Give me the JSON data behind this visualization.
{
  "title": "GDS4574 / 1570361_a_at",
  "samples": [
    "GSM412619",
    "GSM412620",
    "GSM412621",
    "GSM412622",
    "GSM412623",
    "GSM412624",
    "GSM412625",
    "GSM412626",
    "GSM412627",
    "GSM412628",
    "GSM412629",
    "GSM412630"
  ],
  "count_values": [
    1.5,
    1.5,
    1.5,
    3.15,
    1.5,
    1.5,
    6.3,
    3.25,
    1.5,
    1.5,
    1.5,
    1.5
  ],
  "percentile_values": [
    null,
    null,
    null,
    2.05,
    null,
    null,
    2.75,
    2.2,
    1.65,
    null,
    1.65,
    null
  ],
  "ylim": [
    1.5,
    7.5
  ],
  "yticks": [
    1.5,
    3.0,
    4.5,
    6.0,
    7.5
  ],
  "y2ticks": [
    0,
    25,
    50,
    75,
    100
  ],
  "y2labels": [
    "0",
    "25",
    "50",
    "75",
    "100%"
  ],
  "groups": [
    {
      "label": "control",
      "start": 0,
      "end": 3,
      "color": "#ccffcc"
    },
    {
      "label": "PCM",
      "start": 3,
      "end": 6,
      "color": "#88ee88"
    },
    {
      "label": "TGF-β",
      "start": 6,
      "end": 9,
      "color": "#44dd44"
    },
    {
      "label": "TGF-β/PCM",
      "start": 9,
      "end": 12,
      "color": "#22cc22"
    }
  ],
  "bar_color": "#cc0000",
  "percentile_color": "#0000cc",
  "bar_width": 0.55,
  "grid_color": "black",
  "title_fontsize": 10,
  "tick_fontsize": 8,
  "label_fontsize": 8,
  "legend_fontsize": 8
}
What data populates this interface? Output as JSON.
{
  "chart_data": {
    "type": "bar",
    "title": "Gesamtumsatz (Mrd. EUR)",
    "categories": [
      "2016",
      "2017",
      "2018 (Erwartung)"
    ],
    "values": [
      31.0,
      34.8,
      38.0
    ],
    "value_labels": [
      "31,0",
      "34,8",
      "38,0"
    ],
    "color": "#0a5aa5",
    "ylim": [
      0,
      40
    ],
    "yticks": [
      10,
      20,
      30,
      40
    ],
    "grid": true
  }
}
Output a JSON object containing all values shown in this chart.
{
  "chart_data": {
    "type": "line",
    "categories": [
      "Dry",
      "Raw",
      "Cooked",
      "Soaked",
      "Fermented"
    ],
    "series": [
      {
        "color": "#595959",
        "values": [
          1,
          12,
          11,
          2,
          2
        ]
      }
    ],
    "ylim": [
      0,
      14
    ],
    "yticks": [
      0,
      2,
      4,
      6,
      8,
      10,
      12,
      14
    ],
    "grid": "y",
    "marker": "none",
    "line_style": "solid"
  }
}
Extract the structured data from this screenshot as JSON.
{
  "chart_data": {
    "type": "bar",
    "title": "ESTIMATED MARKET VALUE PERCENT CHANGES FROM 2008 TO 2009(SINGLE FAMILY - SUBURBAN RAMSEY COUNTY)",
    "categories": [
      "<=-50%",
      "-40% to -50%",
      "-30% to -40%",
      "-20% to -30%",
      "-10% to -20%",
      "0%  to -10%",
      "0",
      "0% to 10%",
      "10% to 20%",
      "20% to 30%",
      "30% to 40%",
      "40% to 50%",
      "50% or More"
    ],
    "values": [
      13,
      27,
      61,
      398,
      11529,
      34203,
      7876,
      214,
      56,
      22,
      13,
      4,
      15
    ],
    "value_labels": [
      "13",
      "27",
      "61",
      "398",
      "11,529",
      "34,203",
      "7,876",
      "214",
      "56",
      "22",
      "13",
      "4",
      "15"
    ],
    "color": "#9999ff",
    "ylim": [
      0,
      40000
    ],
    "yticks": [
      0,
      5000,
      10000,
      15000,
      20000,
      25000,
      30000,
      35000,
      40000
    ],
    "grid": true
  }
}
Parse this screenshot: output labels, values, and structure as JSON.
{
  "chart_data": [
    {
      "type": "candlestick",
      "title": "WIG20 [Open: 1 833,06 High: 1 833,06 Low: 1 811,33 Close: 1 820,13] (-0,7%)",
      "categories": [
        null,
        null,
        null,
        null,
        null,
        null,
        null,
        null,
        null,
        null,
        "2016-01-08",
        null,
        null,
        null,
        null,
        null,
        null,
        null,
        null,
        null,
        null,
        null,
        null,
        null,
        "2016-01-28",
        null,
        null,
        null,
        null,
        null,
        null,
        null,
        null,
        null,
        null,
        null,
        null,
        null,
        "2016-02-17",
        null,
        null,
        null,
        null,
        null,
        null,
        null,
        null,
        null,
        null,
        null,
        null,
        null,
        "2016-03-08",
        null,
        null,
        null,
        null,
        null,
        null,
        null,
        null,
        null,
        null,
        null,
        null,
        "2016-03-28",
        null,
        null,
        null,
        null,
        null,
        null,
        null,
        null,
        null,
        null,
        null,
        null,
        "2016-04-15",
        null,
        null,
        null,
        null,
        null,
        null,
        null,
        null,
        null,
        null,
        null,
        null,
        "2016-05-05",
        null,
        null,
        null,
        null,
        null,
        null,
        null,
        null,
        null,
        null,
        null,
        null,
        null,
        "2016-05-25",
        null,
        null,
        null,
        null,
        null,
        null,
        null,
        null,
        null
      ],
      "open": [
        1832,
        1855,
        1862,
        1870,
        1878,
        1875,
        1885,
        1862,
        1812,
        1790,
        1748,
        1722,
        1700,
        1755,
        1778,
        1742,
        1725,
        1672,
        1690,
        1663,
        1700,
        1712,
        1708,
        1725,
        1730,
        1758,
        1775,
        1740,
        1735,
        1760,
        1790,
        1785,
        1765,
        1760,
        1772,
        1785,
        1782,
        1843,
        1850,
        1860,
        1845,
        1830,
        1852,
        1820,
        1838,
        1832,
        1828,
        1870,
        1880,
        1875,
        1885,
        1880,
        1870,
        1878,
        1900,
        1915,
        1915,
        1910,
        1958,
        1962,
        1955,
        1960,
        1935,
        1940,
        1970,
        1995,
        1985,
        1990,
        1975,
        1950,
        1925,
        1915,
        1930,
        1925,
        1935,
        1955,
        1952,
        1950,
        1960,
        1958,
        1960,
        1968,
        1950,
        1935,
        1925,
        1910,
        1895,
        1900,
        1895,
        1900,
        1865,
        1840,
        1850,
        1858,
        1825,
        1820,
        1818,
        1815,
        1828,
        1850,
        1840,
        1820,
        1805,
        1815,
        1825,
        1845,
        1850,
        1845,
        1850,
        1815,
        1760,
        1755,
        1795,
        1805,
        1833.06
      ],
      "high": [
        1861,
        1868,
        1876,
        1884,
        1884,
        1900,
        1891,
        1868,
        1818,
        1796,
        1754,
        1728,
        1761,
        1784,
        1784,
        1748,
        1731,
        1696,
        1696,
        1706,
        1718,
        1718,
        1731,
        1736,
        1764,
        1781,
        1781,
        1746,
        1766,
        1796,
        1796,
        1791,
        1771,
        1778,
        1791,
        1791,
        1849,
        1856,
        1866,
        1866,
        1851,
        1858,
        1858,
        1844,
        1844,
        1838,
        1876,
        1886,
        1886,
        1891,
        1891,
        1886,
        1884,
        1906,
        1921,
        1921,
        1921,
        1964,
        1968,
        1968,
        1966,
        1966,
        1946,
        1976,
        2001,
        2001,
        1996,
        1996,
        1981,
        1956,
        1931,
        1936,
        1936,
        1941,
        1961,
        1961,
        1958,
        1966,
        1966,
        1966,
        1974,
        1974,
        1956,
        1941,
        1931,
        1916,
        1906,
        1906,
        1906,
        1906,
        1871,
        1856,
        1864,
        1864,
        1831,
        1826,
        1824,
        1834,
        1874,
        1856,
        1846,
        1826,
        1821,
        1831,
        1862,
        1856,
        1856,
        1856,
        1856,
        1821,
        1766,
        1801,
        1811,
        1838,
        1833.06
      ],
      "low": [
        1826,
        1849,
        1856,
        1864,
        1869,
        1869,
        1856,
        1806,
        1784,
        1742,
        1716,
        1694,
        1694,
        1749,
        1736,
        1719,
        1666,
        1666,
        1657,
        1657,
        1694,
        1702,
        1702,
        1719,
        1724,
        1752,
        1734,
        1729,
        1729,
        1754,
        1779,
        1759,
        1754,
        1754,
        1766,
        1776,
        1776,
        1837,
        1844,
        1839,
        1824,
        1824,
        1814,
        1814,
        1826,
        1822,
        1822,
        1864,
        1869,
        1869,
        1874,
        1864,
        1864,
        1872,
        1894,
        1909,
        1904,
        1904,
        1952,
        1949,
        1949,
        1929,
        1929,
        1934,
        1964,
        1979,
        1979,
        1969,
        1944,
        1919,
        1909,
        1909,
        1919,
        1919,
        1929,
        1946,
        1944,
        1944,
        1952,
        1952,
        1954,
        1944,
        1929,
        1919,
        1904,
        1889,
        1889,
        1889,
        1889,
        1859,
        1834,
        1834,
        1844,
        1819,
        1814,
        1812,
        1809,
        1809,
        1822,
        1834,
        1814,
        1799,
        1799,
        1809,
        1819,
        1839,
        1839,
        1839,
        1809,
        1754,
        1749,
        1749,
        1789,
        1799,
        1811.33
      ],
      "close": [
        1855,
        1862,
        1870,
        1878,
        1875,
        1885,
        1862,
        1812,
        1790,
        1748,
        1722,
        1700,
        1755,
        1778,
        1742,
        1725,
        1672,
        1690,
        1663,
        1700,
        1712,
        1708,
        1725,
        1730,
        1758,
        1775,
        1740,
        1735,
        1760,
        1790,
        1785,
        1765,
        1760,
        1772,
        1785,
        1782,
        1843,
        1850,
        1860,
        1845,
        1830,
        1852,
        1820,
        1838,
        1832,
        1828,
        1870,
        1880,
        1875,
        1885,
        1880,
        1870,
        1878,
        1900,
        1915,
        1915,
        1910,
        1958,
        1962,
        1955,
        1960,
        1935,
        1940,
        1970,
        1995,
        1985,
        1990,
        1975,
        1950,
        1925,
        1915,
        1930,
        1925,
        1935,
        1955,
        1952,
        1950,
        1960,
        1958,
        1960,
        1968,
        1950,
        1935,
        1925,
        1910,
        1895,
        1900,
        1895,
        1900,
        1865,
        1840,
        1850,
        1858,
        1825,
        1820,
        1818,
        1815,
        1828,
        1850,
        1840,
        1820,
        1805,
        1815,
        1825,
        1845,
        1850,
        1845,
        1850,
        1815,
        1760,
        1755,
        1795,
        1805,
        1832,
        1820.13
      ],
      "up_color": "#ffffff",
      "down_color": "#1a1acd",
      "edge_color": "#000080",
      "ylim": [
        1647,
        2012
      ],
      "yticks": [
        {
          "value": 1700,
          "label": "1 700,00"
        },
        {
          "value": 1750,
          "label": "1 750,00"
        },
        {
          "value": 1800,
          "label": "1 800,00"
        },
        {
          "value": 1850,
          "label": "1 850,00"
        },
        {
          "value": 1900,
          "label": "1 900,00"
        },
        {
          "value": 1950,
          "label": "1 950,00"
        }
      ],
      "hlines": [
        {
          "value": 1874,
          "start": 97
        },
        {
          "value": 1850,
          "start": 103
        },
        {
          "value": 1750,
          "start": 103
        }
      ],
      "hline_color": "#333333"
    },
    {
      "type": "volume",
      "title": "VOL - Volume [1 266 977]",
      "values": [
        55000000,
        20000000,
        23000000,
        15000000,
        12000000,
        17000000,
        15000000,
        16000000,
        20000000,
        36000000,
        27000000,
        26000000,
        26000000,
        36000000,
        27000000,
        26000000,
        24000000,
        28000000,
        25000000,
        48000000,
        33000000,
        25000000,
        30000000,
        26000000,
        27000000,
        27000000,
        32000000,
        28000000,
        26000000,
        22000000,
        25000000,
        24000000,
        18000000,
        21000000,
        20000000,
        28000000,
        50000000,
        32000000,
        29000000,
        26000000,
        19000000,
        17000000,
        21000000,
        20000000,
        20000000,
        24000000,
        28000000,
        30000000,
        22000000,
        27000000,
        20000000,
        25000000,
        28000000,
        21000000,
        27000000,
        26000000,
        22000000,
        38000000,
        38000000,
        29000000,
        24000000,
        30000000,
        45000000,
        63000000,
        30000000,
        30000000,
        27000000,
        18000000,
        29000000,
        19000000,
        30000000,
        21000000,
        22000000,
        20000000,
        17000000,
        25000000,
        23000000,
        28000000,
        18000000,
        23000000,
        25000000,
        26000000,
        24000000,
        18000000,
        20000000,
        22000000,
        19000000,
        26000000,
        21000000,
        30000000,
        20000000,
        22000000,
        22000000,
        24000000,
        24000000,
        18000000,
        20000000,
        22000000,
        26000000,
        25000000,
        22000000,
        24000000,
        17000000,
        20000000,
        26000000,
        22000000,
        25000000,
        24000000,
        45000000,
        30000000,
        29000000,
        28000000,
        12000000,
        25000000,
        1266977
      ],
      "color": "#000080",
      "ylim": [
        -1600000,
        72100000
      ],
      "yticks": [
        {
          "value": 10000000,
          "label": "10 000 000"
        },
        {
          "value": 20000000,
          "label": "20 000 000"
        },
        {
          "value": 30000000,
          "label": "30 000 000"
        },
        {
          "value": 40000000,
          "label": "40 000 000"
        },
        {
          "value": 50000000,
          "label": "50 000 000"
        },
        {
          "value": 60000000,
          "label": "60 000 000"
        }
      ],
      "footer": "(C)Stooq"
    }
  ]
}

### WHAT IS BEING ASKED
Check each line above for the word "this" and give the number of lines that have it, nothing else.

### ANSWER FOR THE TASK
5